Source records =>
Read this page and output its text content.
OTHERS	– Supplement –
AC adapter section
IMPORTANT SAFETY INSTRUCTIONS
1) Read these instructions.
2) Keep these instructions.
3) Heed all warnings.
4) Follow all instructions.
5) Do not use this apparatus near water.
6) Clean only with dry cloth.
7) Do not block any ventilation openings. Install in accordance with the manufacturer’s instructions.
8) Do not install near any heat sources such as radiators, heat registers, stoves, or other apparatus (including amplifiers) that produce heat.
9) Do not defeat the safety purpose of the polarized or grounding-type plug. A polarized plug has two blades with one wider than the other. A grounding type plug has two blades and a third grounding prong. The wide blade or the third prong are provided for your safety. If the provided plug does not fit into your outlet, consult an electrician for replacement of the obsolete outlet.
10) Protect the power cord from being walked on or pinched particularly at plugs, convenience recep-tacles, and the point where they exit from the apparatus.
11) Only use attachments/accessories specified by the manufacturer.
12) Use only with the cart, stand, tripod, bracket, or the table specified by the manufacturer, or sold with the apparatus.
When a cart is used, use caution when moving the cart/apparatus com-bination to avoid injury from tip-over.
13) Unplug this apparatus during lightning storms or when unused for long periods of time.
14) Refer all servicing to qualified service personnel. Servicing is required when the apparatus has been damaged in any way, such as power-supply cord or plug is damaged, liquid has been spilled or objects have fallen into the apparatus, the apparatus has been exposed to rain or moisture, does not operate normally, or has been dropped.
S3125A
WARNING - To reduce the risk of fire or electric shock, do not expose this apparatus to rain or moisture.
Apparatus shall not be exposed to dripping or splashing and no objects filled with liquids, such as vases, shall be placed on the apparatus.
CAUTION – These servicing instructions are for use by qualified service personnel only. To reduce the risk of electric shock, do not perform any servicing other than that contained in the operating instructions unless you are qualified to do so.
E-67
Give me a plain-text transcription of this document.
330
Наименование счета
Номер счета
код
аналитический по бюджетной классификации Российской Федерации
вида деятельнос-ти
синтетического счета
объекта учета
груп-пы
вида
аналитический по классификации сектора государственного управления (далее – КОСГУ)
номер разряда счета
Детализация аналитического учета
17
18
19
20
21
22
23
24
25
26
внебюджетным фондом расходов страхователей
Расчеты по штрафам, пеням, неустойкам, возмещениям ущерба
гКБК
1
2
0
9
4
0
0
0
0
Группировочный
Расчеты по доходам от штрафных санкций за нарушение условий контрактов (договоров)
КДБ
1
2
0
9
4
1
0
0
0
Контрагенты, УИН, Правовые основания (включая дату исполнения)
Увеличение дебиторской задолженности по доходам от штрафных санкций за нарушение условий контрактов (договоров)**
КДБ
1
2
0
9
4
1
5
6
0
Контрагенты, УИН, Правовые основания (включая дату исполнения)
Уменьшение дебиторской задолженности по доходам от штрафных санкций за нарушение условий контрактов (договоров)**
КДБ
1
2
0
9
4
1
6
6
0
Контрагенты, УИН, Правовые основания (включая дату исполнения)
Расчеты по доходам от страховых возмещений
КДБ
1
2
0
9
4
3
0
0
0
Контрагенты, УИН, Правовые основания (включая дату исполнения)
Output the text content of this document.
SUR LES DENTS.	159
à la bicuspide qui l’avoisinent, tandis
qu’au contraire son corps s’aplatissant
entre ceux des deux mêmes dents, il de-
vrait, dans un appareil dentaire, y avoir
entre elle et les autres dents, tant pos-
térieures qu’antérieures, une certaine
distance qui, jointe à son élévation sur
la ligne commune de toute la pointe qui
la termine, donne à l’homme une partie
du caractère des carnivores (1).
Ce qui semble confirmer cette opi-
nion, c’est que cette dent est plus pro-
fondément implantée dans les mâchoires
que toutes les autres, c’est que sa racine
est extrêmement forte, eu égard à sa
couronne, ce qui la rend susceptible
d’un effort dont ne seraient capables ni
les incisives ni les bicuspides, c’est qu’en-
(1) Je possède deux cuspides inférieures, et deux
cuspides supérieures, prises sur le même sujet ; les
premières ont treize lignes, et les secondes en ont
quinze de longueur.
--
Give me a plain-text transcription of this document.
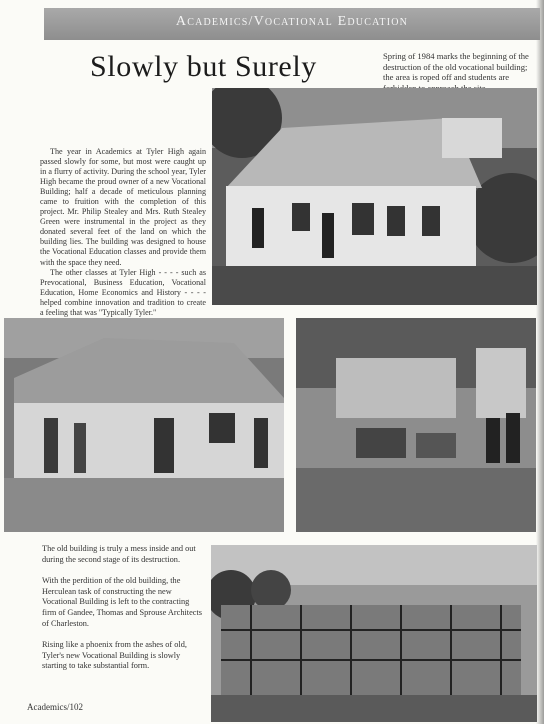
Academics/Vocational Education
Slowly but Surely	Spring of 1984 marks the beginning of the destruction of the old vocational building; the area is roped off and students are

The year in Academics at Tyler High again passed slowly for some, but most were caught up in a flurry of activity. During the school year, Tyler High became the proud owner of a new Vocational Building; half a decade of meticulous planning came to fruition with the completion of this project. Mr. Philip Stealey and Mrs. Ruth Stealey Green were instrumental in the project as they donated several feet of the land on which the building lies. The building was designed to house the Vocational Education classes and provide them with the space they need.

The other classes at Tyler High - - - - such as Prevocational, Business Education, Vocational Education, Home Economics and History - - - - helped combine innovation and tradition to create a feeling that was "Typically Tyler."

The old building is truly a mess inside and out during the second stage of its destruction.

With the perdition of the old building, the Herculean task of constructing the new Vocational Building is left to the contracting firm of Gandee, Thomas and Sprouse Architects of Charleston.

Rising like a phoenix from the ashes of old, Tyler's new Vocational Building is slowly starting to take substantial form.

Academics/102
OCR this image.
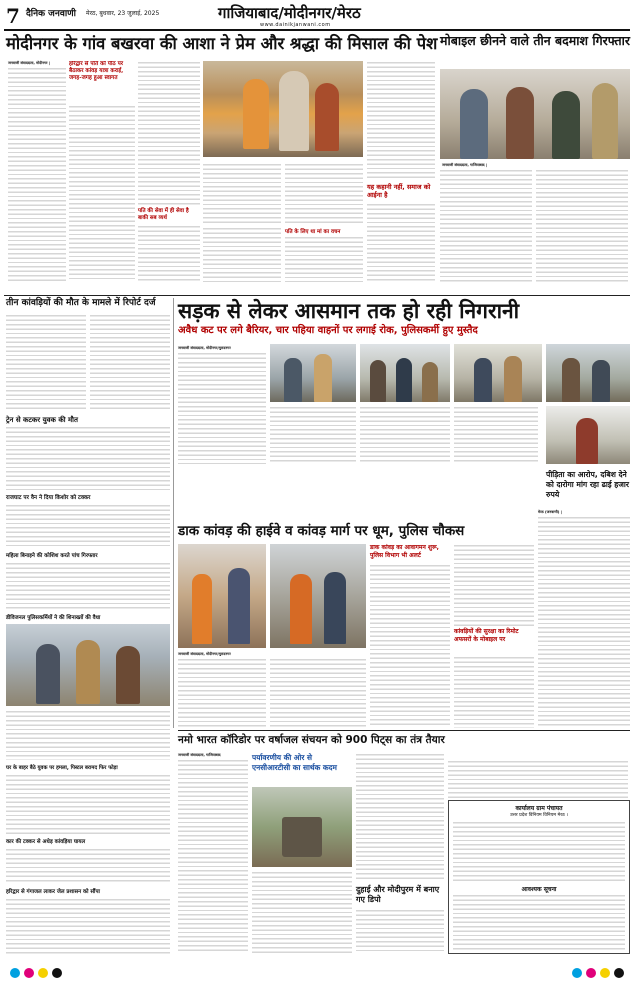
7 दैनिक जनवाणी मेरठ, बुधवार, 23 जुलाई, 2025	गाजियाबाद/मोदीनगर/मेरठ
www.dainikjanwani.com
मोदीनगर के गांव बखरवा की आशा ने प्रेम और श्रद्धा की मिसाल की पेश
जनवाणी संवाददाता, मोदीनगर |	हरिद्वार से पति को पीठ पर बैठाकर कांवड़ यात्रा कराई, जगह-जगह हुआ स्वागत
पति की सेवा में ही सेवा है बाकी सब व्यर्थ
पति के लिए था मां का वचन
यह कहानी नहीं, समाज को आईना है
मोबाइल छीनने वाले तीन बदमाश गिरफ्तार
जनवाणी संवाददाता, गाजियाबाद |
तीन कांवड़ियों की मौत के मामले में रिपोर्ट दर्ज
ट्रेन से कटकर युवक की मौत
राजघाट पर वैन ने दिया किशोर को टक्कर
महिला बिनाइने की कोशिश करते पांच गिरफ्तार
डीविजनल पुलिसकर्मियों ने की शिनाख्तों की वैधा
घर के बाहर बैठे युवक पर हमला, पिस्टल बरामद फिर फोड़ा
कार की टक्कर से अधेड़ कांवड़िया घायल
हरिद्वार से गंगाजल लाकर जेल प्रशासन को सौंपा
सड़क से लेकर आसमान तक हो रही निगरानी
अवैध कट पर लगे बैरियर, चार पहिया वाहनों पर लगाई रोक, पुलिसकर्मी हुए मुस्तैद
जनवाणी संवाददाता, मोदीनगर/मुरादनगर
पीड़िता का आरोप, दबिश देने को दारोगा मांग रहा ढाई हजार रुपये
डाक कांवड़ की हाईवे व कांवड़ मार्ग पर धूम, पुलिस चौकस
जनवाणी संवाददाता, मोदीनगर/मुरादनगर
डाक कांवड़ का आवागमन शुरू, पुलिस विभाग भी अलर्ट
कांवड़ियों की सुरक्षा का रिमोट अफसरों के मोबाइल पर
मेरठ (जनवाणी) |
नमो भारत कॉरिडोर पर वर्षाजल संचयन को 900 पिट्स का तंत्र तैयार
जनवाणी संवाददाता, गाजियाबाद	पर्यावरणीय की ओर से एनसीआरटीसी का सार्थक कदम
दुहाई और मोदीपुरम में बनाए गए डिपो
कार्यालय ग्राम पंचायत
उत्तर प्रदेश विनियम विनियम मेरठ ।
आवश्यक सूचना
---
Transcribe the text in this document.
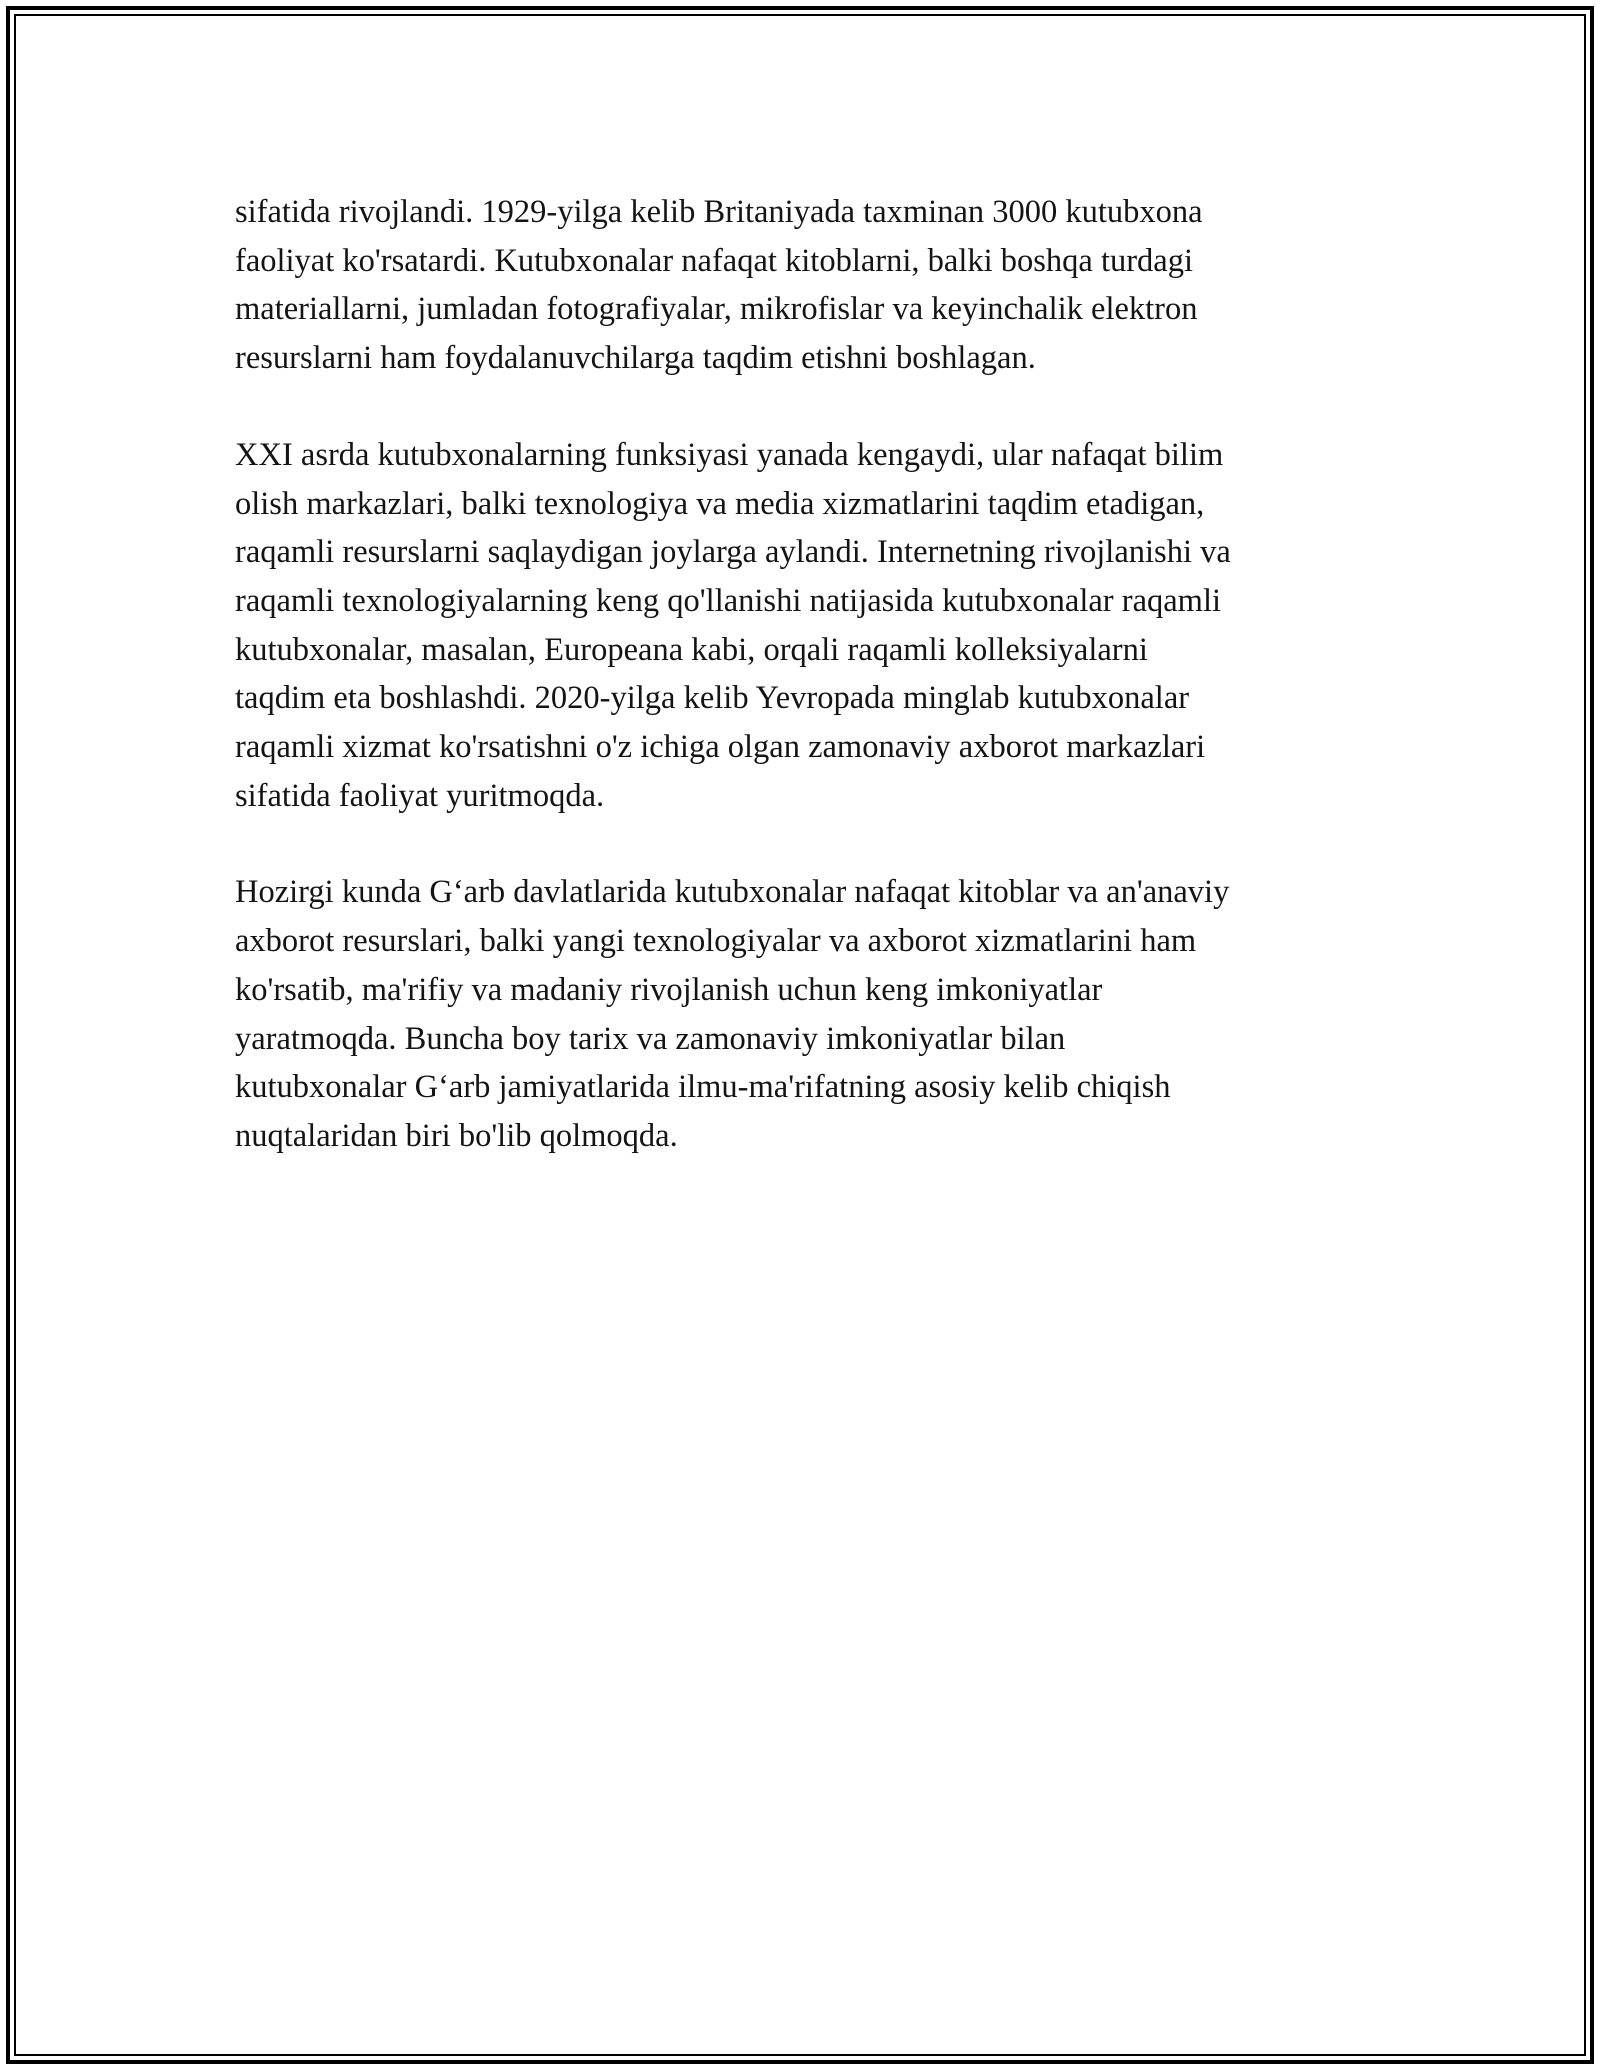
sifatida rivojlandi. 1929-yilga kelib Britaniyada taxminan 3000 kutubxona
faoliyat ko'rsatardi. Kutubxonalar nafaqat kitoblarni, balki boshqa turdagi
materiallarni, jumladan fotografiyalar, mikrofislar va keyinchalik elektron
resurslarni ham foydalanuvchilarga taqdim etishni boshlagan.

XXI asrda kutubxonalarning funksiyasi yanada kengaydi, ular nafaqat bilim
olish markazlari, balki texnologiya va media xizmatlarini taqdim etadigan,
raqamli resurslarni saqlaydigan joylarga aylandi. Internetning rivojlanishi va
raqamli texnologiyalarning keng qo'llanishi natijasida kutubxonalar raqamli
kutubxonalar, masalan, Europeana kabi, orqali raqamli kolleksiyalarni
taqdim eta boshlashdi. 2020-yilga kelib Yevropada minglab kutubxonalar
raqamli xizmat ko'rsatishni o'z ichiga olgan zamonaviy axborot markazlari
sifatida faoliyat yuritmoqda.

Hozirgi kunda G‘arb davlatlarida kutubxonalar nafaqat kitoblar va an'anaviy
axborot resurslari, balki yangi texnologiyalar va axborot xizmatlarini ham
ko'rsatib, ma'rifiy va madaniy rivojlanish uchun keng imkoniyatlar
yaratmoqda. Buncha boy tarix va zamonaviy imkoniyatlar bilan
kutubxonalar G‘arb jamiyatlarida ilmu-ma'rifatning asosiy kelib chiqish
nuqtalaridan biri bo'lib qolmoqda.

Do this => Give the number of lines containing the word "taqdim". No other answer is needed.

Result of the exercise => 3